--- PROBLEM STATEMENT ---
Output the material exactly, but drop every image it holds.

--- EXTRACTED INFORMATION ---

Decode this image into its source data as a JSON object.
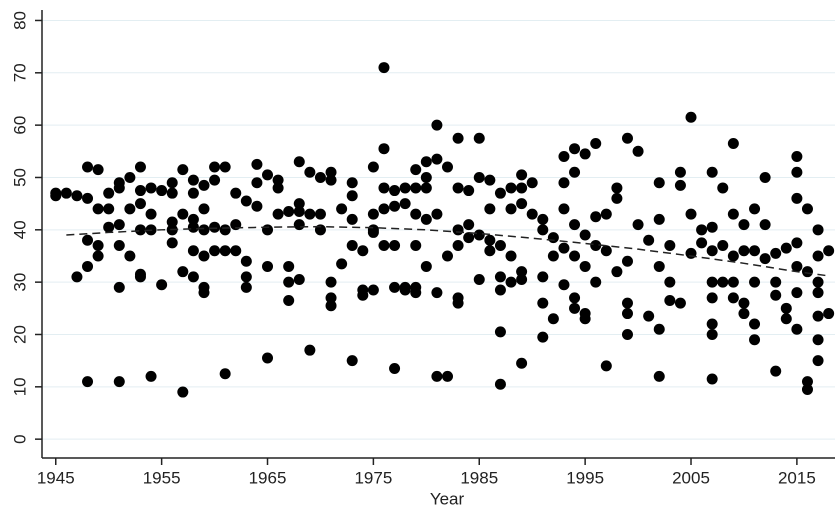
{
  "chart_data": {
    "type": "scatter",
    "x_label": "Year",
    "color": "#000000",
    "grid": true,
    "xlim": [
      1943.7,
      2018.6
    ],
    "ylim": [
      -3.6,
      82
    ],
    "xticks": [
      1945,
      1955,
      1965,
      1975,
      1985,
      1995,
      2005,
      2015
    ],
    "yticks": [
      0,
      10,
      20,
      30,
      40,
      50,
      60,
      70,
      80
    ],
    "x": [
      1945,
      1945,
      1946,
      1947,
      1947,
      1948,
      1948,
      1948,
      1948,
      1948,
      1949,
      1949,
      1949,
      1949,
      1950,
      1950,
      1950,
      1951,
      1951,
      1951,
      1951,
      1951,
      1951,
      1952,
      1952,
      1952,
      1953,
      1953,
      1953,
      1953,
      1953,
      1953,
      1954,
      1954,
      1954,
      1954,
      1955,
      1955,
      1956,
      1956,
      1956,
      1956,
      1956,
      1957,
      1957,
      1957,
      1957,
      1958,
      1958,
      1958,
      1958,
      1958,
      1958,
      1959,
      1959,
      1959,
      1959,
      1959,
      1959,
      1960,
      1960,
      1960,
      1960,
      1961,
      1961,
      1961,
      1961,
      1962,
      1962,
      1962,
      1963,
      1963,
      1963,
      1963,
      1964,
      1964,
      1964,
      1965,
      1965,
      1965,
      1965,
      1966,
      1966,
      1966,
      1967,
      1967,
      1967,
      1967,
      1968,
      1968,
      1968,
      1968,
      1968,
      1969,
      1969,
      1969,
      1970,
      1970,
      1970,
      1971,
      1971,
      1971,
      1971,
      1971,
      1972,
      1972,
      1973,
      1973,
      1973,
      1973,
      1973,
      1974,
      1974,
      1974,
      1975,
      1975,
      1975,
      1975,
      1975,
      1976,
      1976,
      1976,
      1976,
      1976,
      1977,
      1977,
      1977,
      1977,
      1977,
      1978,
      1978,
      1978,
      1978,
      1979,
      1979,
      1979,
      1979,
      1979,
      1979,
      1980,
      1980,
      1980,
      1980,
      1980,
      1981,
      1981,
      1981,
      1981,
      1981,
      1982,
      1982,
      1982,
      1983,
      1983,
      1983,
      1983,
      1983,
      1983,
      1984,
      1984,
      1984,
      1985,
      1985,
      1985,
      1985,
      1986,
      1986,
      1986,
      1986,
      1987,
      1987,
      1987,
      1987,
      1987,
      1987,
      1988,
      1988,
      1988,
      1988,
      1989,
      1989,
      1989,
      1989,
      1989,
      1989,
      1990,
      1990,
      1991,
      1991,
      1991,
      1991,
      1991,
      1992,
      1992,
      1992,
      1993,
      1993,
      1993,
      1993,
      1993,
      1994,
      1994,
      1994,
      1994,
      1994,
      1994,
      1995,
      1995,
      1995,
      1995,
      1995,
      1996,
      1996,
      1996,
      1996,
      1997,
      1997,
      1997,
      1998,
      1998,
      1998,
      1999,
      1999,
      1999,
      1999,
      1999,
      2000,
      2000,
      2001,
      2001,
      2002,
      2002,
      2002,
      2002,
      2002,
      2003,
      2003,
      2003,
      2004,
      2004,
      2004,
      2005,
      2005,
      2005,
      2006,
      2006,
      2007,
      2007,
      2007,
      2007,
      2007,
      2007,
      2007,
      2007,
      2008,
      2008,
      2008,
      2009,
      2009,
      2009,
      2009,
      2009,
      2010,
      2010,
      2010,
      2010,
      2011,
      2011,
      2011,
      2011,
      2011,
      2012,
      2012,
      2012,
      2013,
      2013,
      2013,
      2013,
      2014,
      2014,
      2014,
      2015,
      2015,
      2015,
      2015,
      2015,
      2015,
      2015,
      2016,
      2016,
      2016,
      2016,
      2017,
      2017,
      2017,
      2017,
      2017,
      2017,
      2017,
      2018,
      2018
    ],
    "values": [
      47,
      46.5,
      47,
      31,
      46.5,
      52,
      46,
      38,
      33,
      11,
      51.5,
      44,
      37,
      35,
      47,
      44,
      40.5,
      49,
      48,
      41,
      37,
      29,
      11,
      50,
      44,
      35,
      52,
      47.5,
      45,
      40,
      31.5,
      31,
      48,
      43,
      40,
      12,
      47.5,
      29.5,
      47,
      49,
      41.5,
      37.5,
      40,
      51.5,
      43,
      32,
      9,
      49.5,
      47,
      42,
      40.5,
      36,
      31,
      48.5,
      44,
      40,
      35,
      29,
      28,
      52,
      49.5,
      40.5,
      36,
      52,
      40,
      36,
      12.5,
      41,
      36,
      47,
      45.5,
      34,
      31,
      29,
      52.5,
      49,
      44.5,
      50.5,
      40,
      33,
      15.5,
      49.5,
      48,
      43,
      43.5,
      33,
      30,
      26.5,
      53,
      45,
      43.5,
      41,
      30.5,
      51,
      43,
      17,
      50,
      43,
      40,
      51,
      49.5,
      30,
      27,
      25.5,
      44,
      33.5,
      49,
      46.5,
      42,
      37,
      15,
      36,
      28.5,
      27.5,
      52,
      43,
      40,
      39.5,
      28.5,
      71,
      55.5,
      48,
      44,
      37,
      47.5,
      44.5,
      37,
      29,
      13.5,
      48,
      45,
      29,
      28.5,
      51.5,
      48,
      43,
      37,
      29,
      28,
      53,
      50,
      48,
      42,
      33,
      60,
      53.5,
      43,
      28,
      12,
      52,
      35,
      12,
      57.5,
      48,
      40,
      37,
      27,
      26,
      47.5,
      41,
      38.5,
      57.5,
      50,
      39,
      30.5,
      49.5,
      44,
      36,
      38,
      47,
      37,
      31,
      28.5,
      20.5,
      10.5,
      48,
      44,
      35,
      30,
      50.5,
      48,
      45,
      32,
      30.5,
      14.5,
      49,
      43,
      42,
      40,
      31,
      26,
      19.5,
      38.5,
      35,
      23,
      54,
      49,
      44,
      36.5,
      29.5,
      55.5,
      51,
      41,
      35,
      27,
      25,
      54.5,
      39,
      33,
      24,
      23,
      56.5,
      42.5,
      37,
      30,
      43,
      36,
      14,
      48,
      46,
      32,
      57.5,
      34,
      26,
      24,
      20,
      55,
      41,
      38,
      23.5,
      49,
      42,
      33,
      21,
      12,
      37,
      30,
      26.5,
      51,
      48.5,
      26,
      61.5,
      43,
      35.5,
      40,
      37.5,
      51,
      40.5,
      36,
      30,
      27,
      22,
      20,
      11.5,
      48,
      37,
      30,
      56.5,
      43,
      35,
      30,
      27,
      41,
      36,
      26,
      24,
      44,
      36,
      30,
      22,
      19,
      50,
      41,
      34.5,
      35.5,
      30,
      27.5,
      13,
      36.5,
      25,
      23,
      54,
      51,
      46,
      37.5,
      33,
      28,
      21,
      44,
      32,
      11,
      9.5,
      40,
      35,
      30,
      28,
      19,
      15,
      23.5,
      36,
      24
    ],
    "trend": {
      "x": [
        1946,
        1950,
        1955,
        1960,
        1965,
        1970,
        1975,
        1980,
        1985,
        1990,
        1995,
        2000,
        2005,
        2010,
        2015,
        2018
      ],
      "values": [
        39,
        39.5,
        40,
        40.3,
        40.5,
        40.6,
        40.4,
        40,
        39.3,
        38.4,
        37.4,
        36.3,
        35,
        33.6,
        32,
        31.2
      ]
    }
  }
}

--- COMPLETE OUTPUT ---
Decode this image into its source data as a JSON object.
{
  "chart_data": {
    "type": "scatter",
    "x_label": "Year",
    "color": "#000000",
    "grid": true,
    "xlim": [
      1943.7,
      2018.6
    ],
    "ylim": [
      -3.6,
      82
    ],
    "xticks": [
      1945,
      1955,
      1965,
      1975,
      1985,
      1995,
      2005,
      2015
    ],
    "yticks": [
      0,
      10,
      20,
      30,
      40,
      50,
      60,
      70,
      80
    ],
    "x": [
      1945,
      1945,
      1946,
      1947,
      1947,
      1948,
      1948,
      1948,
      1948,
      1948,
      1949,
      1949,
      1949,
      1949,
      1950,
      1950,
      1950,
      1951,
      1951,
      1951,
      1951,
      1951,
      1951,
      1952,
      1952,
      1952,
      1953,
      1953,
      1953,
      1953,
      1953,
      1953,
      1954,
      1954,
      1954,
      1954,
      1955,
      1955,
      1956,
      1956,
      1956,
      1956,
      1956,
      1957,
      1957,
      1957,
      1957,
      1958,
      1958,
      1958,
      1958,
      1958,
      1958,
      1959,
      1959,
      1959,
      1959,
      1959,
      1959,
      1960,
      1960,
      1960,
      1960,
      1961,
      1961,
      1961,
      1961,
      1962,
      1962,
      1962,
      1963,
      1963,
      1963,
      1963,
      1964,
      1964,
      1964,
      1965,
      1965,
      1965,
      1965,
      1966,
      1966,
      1966,
      1967,
      1967,
      1967,
      1967,
      1968,
      1968,
      1968,
      1968,
      1968,
      1969,
      1969,
      1969,
      1970,
      1970,
      1970,
      1971,
      1971,
      1971,
      1971,
      1971,
      1972,
      1972,
      1973,
      1973,
      1973,
      1973,
      1973,
      1974,
      1974,
      1974,
      1975,
      1975,
      1975,
      1975,
      1975,
      1976,
      1976,
      1976,
      1976,
      1976,
      1977,
      1977,
      1977,
      1977,
      1977,
      1978,
      1978,
      1978,
      1978,
      1979,
      1979,
      1979,
      1979,
      1979,
      1979,
      1980,
      1980,
      1980,
      1980,
      1980,
      1981,
      1981,
      1981,
      1981,
      1981,
      1982,
      1982,
      1982,
      1983,
      1983,
      1983,
      1983,
      1983,
      1983,
      1984,
      1984,
      1984,
      1985,
      1985,
      1985,
      1985,
      1986,
      1986,
      1986,
      1986,
      1987,
      1987,
      1987,
      1987,
      1987,
      1987,
      1988,
      1988,
      1988,
      1988,
      1989,
      1989,
      1989,
      1989,
      1989,
      1989,
      1990,
      1990,
      1991,
      1991,
      1991,
      1991,
      1991,
      1992,
      1992,
      1992,
      1993,
      1993,
      1993,
      1993,
      1993,
      1994,
      1994,
      1994,
      1994,
      1994,
      1994,
      1995,
      1995,
      1995,
      1995,
      1995,
      1996,
      1996,
      1996,
      1996,
      1997,
      1997,
      1997,
      1998,
      1998,
      1998,
      1999,
      1999,
      1999,
      1999,
      1999,
      2000,
      2000,
      2001,
      2001,
      2002,
      2002,
      2002,
      2002,
      2002,
      2003,
      2003,
      2003,
      2004,
      2004,
      2004,
      2005,
      2005,
      2005,
      2006,
      2006,
      2007,
      2007,
      2007,
      2007,
      2007,
      2007,
      2007,
      2007,
      2008,
      2008,
      2008,
      2009,
      2009,
      2009,
      2009,
      2009,
      2010,
      2010,
      2010,
      2010,
      2011,
      2011,
      2011,
      2011,
      2011,
      2012,
      2012,
      2012,
      2013,
      2013,
      2013,
      2013,
      2014,
      2014,
      2014,
      2015,
      2015,
      2015,
      2015,
      2015,
      2015,
      2015,
      2016,
      2016,
      2016,
      2016,
      2017,
      2017,
      2017,
      2017,
      2017,
      2017,
      2017,
      2018,
      2018
    ],
    "values": [
      47,
      46.5,
      47,
      31,
      46.5,
      52,
      46,
      38,
      33,
      11,
      51.5,
      44,
      37,
      35,
      47,
      44,
      40.5,
      49,
      48,
      41,
      37,
      29,
      11,
      50,
      44,
      35,
      52,
      47.5,
      45,
      40,
      31.5,
      31,
      48,
      43,
      40,
      12,
      47.5,
      29.5,
      47,
      49,
      41.5,
      37.5,
      40,
      51.5,
      43,
      32,
      9,
      49.5,
      47,
      42,
      40.5,
      36,
      31,
      48.5,
      44,
      40,
      35,
      29,
      28,
      52,
      49.5,
      40.5,
      36,
      52,
      40,
      36,
      12.5,
      41,
      36,
      47,
      45.5,
      34,
      31,
      29,
      52.5,
      49,
      44.5,
      50.5,
      40,
      33,
      15.5,
      49.5,
      48,
      43,
      43.5,
      33,
      30,
      26.5,
      53,
      45,
      43.5,
      41,
      30.5,
      51,
      43,
      17,
      50,
      43,
      40,
      51,
      49.5,
      30,
      27,
      25.5,
      44,
      33.5,
      49,
      46.5,
      42,
      37,
      15,
      36,
      28.5,
      27.5,
      52,
      43,
      40,
      39.5,
      28.5,
      71,
      55.5,
      48,
      44,
      37,
      47.5,
      44.5,
      37,
      29,
      13.5,
      48,
      45,
      29,
      28.5,
      51.5,
      48,
      43,
      37,
      29,
      28,
      53,
      50,
      48,
      42,
      33,
      60,
      53.5,
      43,
      28,
      12,
      52,
      35,
      12,
      57.5,
      48,
      40,
      37,
      27,
      26,
      47.5,
      41,
      38.5,
      57.5,
      50,
      39,
      30.5,
      49.5,
      44,
      36,
      38,
      47,
      37,
      31,
      28.5,
      20.5,
      10.5,
      48,
      44,
      35,
      30,
      50.5,
      48,
      45,
      32,
      30.5,
      14.5,
      49,
      43,
      42,
      40,
      31,
      26,
      19.5,
      38.5,
      35,
      23,
      54,
      49,
      44,
      36.5,
      29.5,
      55.5,
      51,
      41,
      35,
      27,
      25,
      54.5,
      39,
      33,
      24,
      23,
      56.5,
      42.5,
      37,
      30,
      43,
      36,
      14,
      48,
      46,
      32,
      57.5,
      34,
      26,
      24,
      20,
      55,
      41,
      38,
      23.5,
      49,
      42,
      33,
      21,
      12,
      37,
      30,
      26.5,
      51,
      48.5,
      26,
      61.5,
      43,
      35.5,
      40,
      37.5,
      51,
      40.5,
      36,
      30,
      27,
      22,
      20,
      11.5,
      48,
      37,
      30,
      56.5,
      43,
      35,
      30,
      27,
      41,
      36,
      26,
      24,
      44,
      36,
      30,
      22,
      19,
      50,
      41,
      34.5,
      35.5,
      30,
      27.5,
      13,
      36.5,
      25,
      23,
      54,
      51,
      46,
      37.5,
      33,
      28,
      21,
      44,
      32,
      11,
      9.5,
      40,
      35,
      30,
      28,
      19,
      15,
      23.5,
      36,
      24
    ],
    "trend": {
      "x": [
        1946,
        1950,
        1955,
        1960,
        1965,
        1970,
        1975,
        1980,
        1985,
        1990,
        1995,
        2000,
        2005,
        2010,
        2015,
        2018
      ],
      "values": [
        39,
        39.5,
        40,
        40.3,
        40.5,
        40.6,
        40.4,
        40,
        39.3,
        38.4,
        37.4,
        36.3,
        35,
        33.6,
        32,
        31.2
      ]
    }
  }
}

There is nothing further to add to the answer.